> DIRECTIONS FOR THIS TASK
Only a number is wanted: how many lines in these records contain the word "Jawa"?

--- MATERIAL ---

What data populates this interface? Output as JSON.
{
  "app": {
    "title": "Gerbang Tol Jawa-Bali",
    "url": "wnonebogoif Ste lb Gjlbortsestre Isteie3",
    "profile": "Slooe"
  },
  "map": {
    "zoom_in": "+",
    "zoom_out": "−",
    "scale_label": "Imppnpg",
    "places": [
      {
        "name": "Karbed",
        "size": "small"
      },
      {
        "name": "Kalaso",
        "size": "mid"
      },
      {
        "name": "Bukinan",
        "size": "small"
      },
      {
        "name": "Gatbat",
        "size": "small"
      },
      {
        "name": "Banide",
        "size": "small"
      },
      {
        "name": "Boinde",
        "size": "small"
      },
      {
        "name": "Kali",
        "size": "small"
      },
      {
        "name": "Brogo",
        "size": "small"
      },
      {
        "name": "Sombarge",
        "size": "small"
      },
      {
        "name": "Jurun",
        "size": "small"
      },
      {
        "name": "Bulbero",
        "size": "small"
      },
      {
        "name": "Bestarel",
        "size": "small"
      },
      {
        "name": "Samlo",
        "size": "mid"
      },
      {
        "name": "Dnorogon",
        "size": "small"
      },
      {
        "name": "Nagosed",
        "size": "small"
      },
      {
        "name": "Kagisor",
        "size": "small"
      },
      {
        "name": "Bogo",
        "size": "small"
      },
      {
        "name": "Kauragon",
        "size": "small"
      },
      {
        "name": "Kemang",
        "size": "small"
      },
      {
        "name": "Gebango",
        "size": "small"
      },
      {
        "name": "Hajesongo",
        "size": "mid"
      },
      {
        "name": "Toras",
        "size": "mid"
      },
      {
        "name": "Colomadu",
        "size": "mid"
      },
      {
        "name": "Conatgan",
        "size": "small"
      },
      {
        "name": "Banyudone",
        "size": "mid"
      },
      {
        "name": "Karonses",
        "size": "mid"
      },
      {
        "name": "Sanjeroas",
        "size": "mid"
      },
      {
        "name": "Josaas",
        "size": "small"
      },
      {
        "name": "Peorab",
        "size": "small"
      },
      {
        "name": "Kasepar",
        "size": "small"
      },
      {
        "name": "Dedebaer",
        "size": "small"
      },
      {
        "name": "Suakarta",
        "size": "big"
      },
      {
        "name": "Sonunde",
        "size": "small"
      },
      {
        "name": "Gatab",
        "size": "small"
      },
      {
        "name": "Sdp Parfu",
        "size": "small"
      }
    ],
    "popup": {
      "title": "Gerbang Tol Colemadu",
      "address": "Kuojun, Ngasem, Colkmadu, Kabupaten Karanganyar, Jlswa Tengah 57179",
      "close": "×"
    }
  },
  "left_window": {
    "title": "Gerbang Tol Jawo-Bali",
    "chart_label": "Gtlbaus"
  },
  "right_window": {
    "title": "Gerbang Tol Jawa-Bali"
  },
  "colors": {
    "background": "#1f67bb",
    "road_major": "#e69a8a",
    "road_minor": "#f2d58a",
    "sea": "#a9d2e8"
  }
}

---

> EXERCISE OUTPUT
2